Entries from a dataset »

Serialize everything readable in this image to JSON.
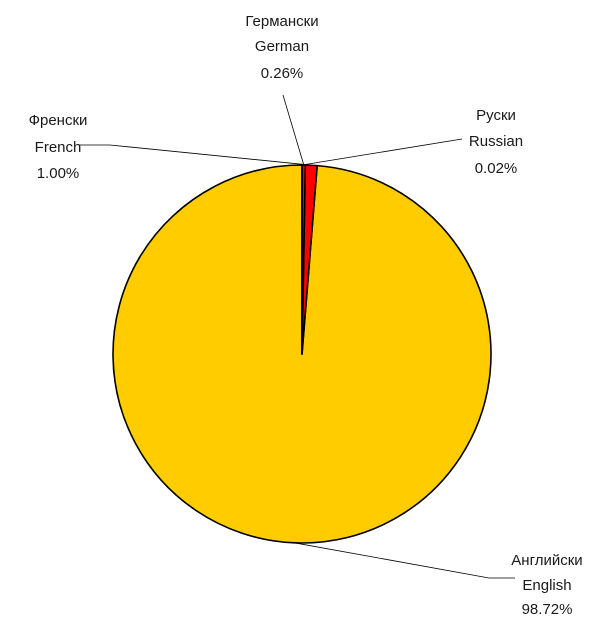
{
  "chart_data": {
    "type": "pie",
    "title": "",
    "start_angle_deg": 0,
    "direction": "clockwise",
    "slices": [
      {
        "label_bg": "Английски",
        "label_en": "English",
        "percent_label": "98.72%",
        "value": 98.72,
        "color": "#ffcc00"
      },
      {
        "label_bg": "Френски",
        "label_en": "French",
        "percent_label": "1.00%",
        "value": 1.0,
        "color": "#ff0000"
      },
      {
        "label_bg": "Германски",
        "label_en": "German",
        "percent_label": "0.26%",
        "value": 0.26,
        "color": "#ff0000"
      },
      {
        "label_bg": "Руски",
        "label_en": "Russian",
        "percent_label": "0.02%",
        "value": 0.02,
        "color": "#ff0000"
      }
    ]
  }
}
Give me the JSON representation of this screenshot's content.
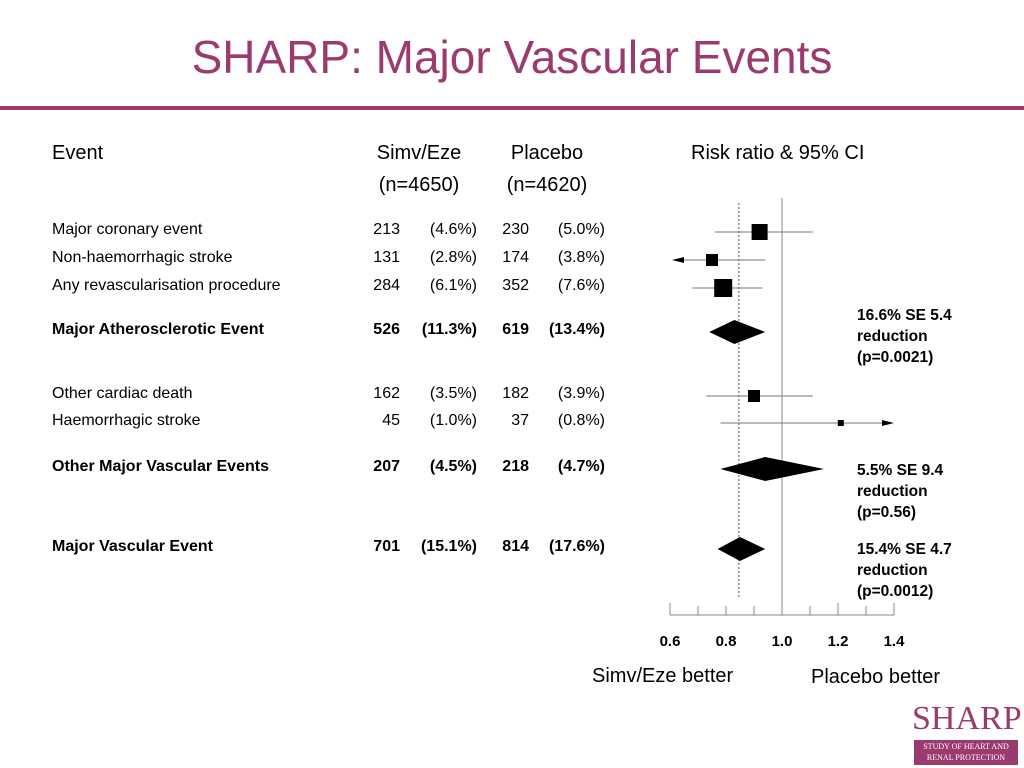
{
  "title": "SHARP: Major Vascular Events",
  "headers": {
    "event": "Event",
    "simv": "Simv/Eze",
    "simv_n": "(n=4650)",
    "placebo": "Placebo",
    "placebo_n": "(n=4620)",
    "risk": "Risk ratio & 95% CI"
  },
  "chart_data": {
    "type": "forest",
    "xlabel": "",
    "xticks": [
      "0.6",
      "0.8",
      "1.0",
      "1.2",
      "1.4"
    ],
    "xlim": [
      0.6,
      1.4
    ],
    "reference_line": 1.0,
    "overall_line": 0.846,
    "rows": [
      {
        "event": "Major coronary event",
        "bold": false,
        "simv_n": "213",
        "simv_pct": "(4.6%)",
        "pl_n": "230",
        "pl_pct": "(5.0%)",
        "shape": "square",
        "rr": 0.92,
        "lo": 0.76,
        "hi": 1.11,
        "size": 16
      },
      {
        "event": "Non-haemorrhagic stroke",
        "bold": false,
        "simv_n": "131",
        "simv_pct": "(2.8%)",
        "pl_n": "174",
        "pl_pct": "(3.8%)",
        "shape": "square",
        "rr": 0.75,
        "lo": 0.6,
        "hi": 0.94,
        "size": 12,
        "arrow_left": true
      },
      {
        "event": "Any revascularisation procedure",
        "bold": false,
        "simv_n": "284",
        "simv_pct": "(6.1%)",
        "pl_n": "352",
        "pl_pct": "(7.6%)",
        "shape": "square",
        "rr": 0.79,
        "lo": 0.68,
        "hi": 0.93,
        "size": 18
      },
      {
        "event": "Major Atherosclerotic Event",
        "bold": true,
        "simv_n": "526",
        "simv_pct": "(11.3%)",
        "pl_n": "619",
        "pl_pct": "(13.4%)",
        "shape": "diamond",
        "rr": 0.83,
        "lo": 0.74,
        "hi": 0.94
      },
      {
        "event": "Other cardiac death",
        "bold": false,
        "simv_n": "162",
        "simv_pct": "(3.5%)",
        "pl_n": "182",
        "pl_pct": "(3.9%)",
        "shape": "square",
        "rr": 0.9,
        "lo": 0.73,
        "hi": 1.11,
        "size": 12
      },
      {
        "event": "Haemorrhagic stroke",
        "bold": false,
        "simv_n": "45",
        "simv_pct": "(1.0%)",
        "pl_n": "37",
        "pl_pct": "(0.8%)",
        "shape": "square",
        "rr": 1.21,
        "lo": 0.78,
        "hi": 1.88,
        "size": 6,
        "arrow_right": true
      },
      {
        "event": "Other Major Vascular Events",
        "bold": true,
        "simv_n": "207",
        "simv_pct": "(4.5%)",
        "pl_n": "218",
        "pl_pct": "(4.7%)",
        "shape": "diamond",
        "rr": 0.94,
        "lo": 0.78,
        "hi": 1.15
      },
      {
        "event": "Major Vascular Event",
        "bold": true,
        "simv_n": "701",
        "simv_pct": "(15.1%)",
        "pl_n": "814",
        "pl_pct": "(17.6%)",
        "shape": "diamond",
        "rr": 0.85,
        "lo": 0.77,
        "hi": 0.94
      }
    ],
    "annotations": [
      {
        "line1": "16.6% SE 5.4",
        "line2": "reduction",
        "line3": "(p=0.0021)"
      },
      {
        "line1": "5.5% SE 9.4",
        "line2": "reduction",
        "line3": "(p=0.56)"
      },
      {
        "line1": "15.4% SE 4.7",
        "line2": "reduction",
        "line3": "(p=0.0012)"
      }
    ]
  },
  "footer": {
    "left": "Simv/Eze better",
    "right": "Placebo better"
  },
  "logo": {
    "word": "SHARP",
    "line1": "STUDY OF HEART AND",
    "line2": "RENAL PROTECTION"
  },
  "colors": {
    "accent": "#9b3a6e",
    "grid": "#888888"
  }
}
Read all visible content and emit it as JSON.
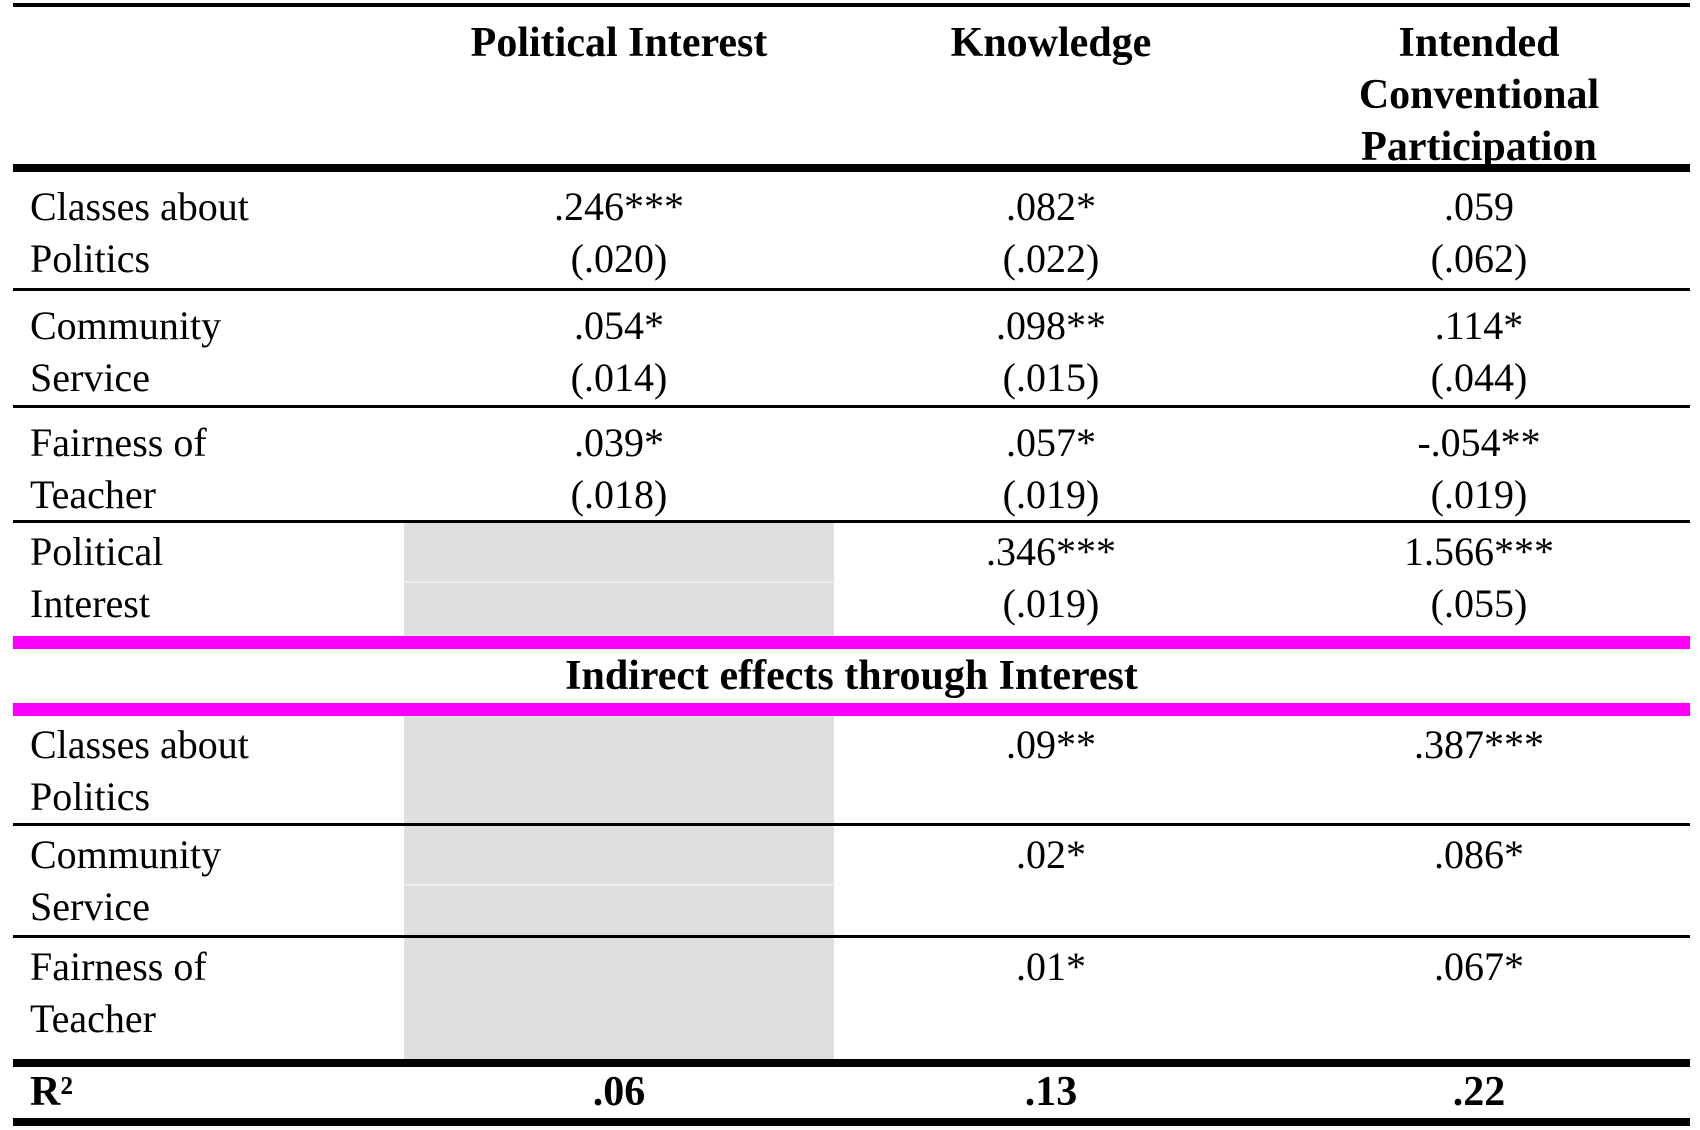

Problem details »
Find the lines above holding the word "Events" and show them.

Response »
  "title": "SHARP: Major Vascular Events",
        "event": "Other Major Vascular Events",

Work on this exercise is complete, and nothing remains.